▶ _WORK TO DO_
What is the number of lines containing the string "размере"? Answer with the number only.

▶ _MATERIAL FOR THIS EXERCISE_
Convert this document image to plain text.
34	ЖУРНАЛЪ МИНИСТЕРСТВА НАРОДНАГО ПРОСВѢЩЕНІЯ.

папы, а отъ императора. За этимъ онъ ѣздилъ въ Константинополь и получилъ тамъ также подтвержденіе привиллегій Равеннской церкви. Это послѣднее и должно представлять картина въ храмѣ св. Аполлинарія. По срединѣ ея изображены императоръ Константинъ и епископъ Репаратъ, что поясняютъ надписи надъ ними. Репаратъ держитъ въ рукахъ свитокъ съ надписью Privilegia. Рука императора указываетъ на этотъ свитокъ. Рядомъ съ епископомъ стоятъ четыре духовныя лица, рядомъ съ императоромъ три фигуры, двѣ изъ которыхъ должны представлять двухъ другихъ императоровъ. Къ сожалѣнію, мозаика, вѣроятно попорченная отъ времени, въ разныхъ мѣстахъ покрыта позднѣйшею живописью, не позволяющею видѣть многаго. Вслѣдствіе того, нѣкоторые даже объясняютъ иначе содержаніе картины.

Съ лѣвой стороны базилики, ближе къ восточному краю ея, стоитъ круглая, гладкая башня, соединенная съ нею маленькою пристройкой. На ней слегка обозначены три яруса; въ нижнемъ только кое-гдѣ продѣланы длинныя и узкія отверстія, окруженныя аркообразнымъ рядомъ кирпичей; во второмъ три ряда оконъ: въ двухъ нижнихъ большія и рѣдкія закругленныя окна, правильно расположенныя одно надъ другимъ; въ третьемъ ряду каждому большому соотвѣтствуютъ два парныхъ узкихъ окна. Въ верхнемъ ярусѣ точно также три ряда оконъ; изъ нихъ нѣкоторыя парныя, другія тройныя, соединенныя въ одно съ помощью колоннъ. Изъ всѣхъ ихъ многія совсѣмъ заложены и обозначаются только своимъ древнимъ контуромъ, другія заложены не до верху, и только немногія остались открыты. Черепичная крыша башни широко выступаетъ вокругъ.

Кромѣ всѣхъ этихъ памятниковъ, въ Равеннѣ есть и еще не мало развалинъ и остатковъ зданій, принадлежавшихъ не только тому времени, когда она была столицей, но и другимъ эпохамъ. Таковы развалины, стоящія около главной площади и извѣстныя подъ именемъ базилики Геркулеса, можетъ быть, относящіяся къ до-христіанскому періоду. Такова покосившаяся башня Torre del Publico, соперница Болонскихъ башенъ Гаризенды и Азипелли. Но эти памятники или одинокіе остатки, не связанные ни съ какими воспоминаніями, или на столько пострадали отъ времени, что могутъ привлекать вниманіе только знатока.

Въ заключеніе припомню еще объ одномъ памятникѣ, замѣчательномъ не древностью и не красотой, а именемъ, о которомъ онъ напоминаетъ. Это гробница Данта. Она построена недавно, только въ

--

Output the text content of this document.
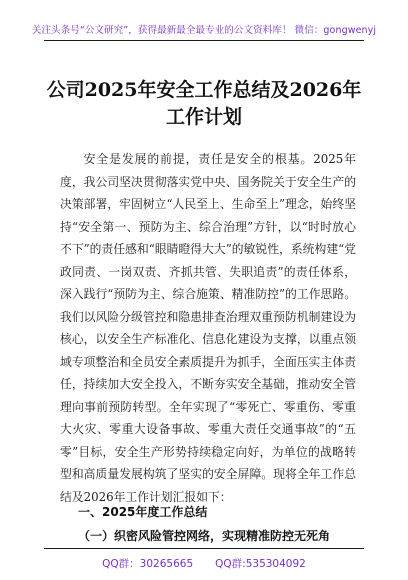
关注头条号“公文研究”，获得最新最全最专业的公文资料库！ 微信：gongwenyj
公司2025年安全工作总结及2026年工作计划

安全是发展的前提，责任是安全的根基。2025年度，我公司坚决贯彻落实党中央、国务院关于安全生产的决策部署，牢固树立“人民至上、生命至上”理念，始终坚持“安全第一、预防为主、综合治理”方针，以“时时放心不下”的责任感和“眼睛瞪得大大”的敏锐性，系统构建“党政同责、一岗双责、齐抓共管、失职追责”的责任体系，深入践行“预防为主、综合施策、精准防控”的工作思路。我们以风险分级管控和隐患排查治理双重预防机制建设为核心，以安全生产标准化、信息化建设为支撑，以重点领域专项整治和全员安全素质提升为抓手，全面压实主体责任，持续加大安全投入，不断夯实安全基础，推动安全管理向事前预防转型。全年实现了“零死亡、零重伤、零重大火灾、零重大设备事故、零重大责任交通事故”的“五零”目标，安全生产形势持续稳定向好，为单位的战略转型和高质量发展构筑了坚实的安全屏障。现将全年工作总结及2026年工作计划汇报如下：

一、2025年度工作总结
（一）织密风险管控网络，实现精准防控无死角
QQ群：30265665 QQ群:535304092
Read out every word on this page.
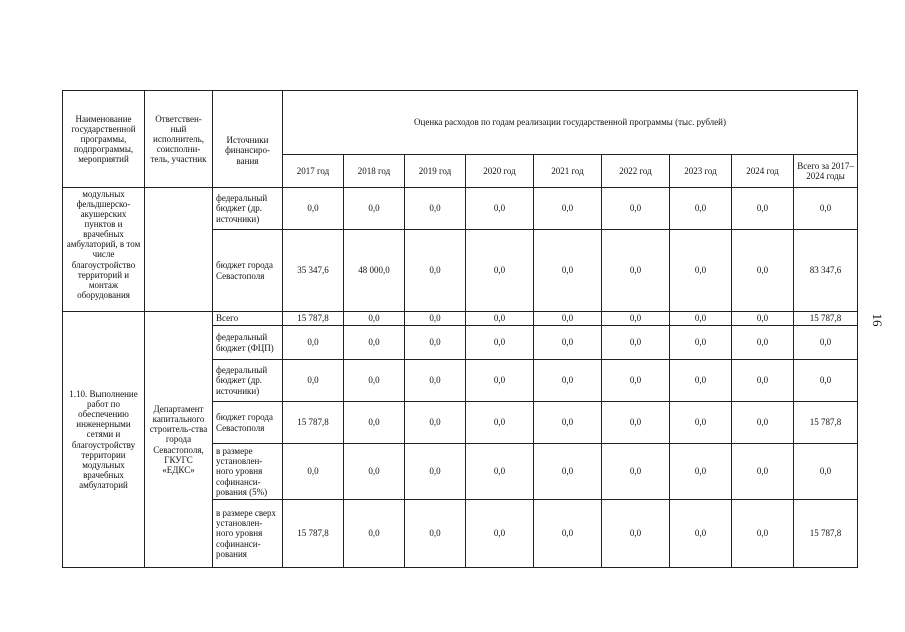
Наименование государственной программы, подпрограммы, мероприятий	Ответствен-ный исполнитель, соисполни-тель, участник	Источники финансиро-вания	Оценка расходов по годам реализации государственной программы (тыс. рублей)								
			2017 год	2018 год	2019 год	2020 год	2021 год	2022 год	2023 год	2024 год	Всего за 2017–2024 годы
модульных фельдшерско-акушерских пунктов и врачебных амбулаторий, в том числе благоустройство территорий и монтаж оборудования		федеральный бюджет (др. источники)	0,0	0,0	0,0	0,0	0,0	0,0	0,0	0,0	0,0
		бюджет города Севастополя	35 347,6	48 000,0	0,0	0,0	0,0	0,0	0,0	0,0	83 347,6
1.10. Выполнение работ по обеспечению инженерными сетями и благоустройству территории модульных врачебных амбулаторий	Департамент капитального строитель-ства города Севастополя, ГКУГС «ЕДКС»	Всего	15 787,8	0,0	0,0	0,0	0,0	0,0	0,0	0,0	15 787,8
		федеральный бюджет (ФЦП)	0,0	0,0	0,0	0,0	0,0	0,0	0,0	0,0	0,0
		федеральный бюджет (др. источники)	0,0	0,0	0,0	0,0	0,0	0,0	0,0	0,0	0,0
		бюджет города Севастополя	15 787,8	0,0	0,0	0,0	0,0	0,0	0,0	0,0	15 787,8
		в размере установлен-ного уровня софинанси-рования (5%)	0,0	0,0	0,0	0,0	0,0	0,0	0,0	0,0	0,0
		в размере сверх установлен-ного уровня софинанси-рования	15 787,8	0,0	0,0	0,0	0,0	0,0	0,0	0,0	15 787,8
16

▶ _TASK ANSWER_
2